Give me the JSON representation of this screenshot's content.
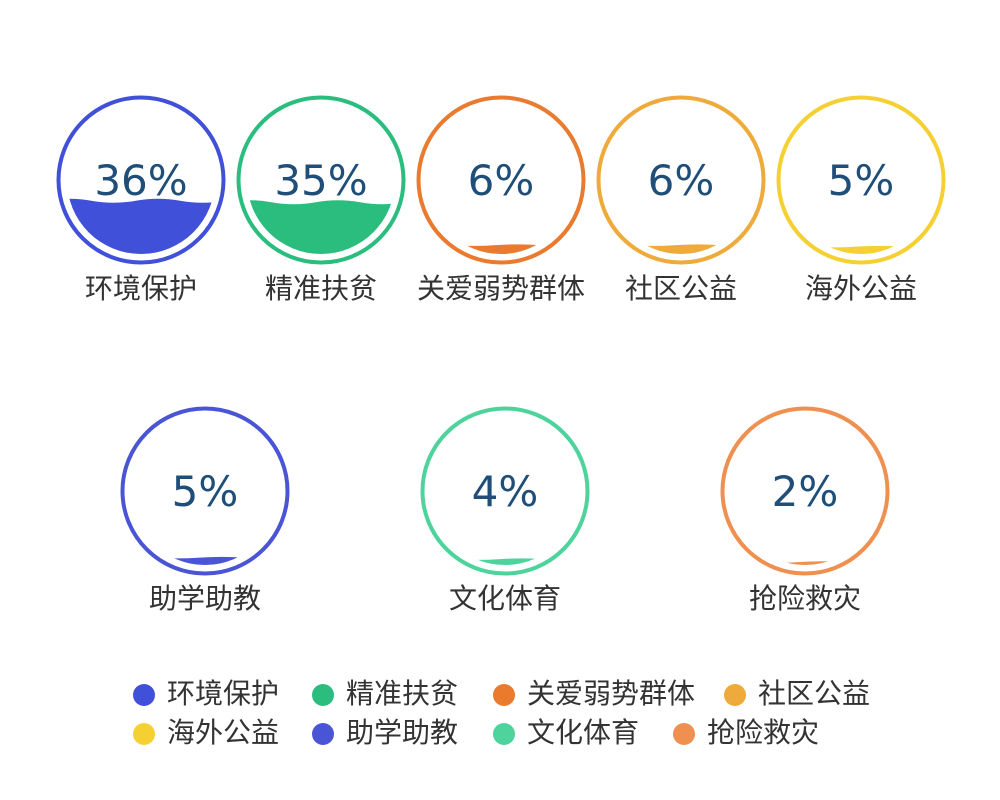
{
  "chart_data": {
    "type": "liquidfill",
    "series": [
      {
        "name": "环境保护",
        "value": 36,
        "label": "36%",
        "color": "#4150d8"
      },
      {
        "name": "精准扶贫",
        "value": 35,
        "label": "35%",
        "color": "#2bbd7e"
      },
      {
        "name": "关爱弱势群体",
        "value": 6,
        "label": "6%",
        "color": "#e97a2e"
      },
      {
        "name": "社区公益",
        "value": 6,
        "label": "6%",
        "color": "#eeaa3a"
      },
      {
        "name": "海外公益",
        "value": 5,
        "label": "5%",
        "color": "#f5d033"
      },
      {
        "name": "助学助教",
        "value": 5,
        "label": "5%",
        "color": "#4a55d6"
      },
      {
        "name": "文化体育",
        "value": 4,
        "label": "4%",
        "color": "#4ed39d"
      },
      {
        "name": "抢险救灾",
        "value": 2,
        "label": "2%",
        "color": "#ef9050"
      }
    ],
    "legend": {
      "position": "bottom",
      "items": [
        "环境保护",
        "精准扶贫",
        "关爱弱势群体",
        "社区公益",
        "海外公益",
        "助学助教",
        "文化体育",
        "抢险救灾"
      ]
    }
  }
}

-.-.-

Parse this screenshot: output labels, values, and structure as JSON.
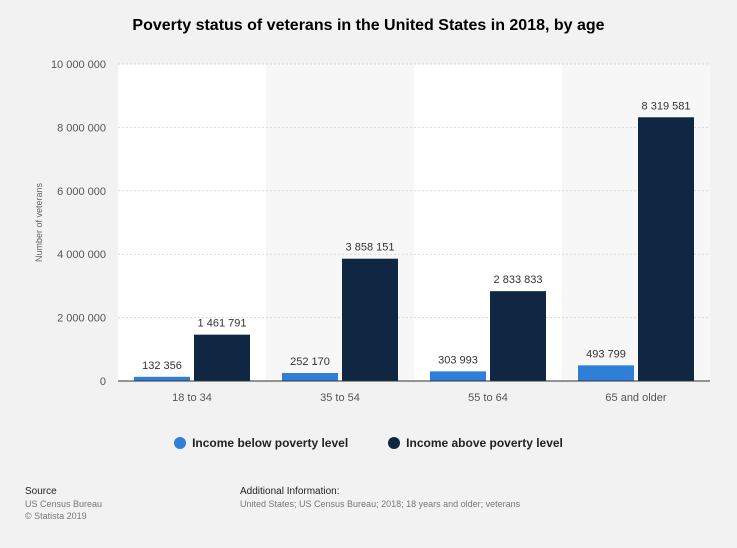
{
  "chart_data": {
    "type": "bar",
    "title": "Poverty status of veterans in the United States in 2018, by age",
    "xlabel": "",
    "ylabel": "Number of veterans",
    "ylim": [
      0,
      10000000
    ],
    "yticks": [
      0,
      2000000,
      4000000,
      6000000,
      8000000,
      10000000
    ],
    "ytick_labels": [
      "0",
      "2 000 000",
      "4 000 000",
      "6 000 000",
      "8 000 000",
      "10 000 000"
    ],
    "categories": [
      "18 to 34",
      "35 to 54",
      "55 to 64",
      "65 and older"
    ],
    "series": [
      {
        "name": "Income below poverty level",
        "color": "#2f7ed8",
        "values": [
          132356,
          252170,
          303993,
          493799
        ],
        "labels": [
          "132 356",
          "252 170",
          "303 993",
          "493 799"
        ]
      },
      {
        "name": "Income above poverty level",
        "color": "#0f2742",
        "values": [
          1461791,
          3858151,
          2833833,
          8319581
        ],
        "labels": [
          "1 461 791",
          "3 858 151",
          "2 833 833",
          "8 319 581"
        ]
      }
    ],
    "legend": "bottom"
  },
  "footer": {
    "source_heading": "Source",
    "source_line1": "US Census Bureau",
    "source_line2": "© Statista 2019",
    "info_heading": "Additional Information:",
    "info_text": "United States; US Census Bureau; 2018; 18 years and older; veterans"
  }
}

-.-.-

What the task requires:
Check each line above for the word "color" and copy the ones that have it.

Answer below:
        "color": "#4150d8"
        "color": "#2bbd7e"
        "color": "#e97a2e"
        "color": "#eeaa3a"
        "color": "#f5d033"
        "color": "#4a55d6"
        "color": "#4ed39d"
        "color": "#ef9050"
        "color": "#2f7ed8",
        "color": "#0f2742",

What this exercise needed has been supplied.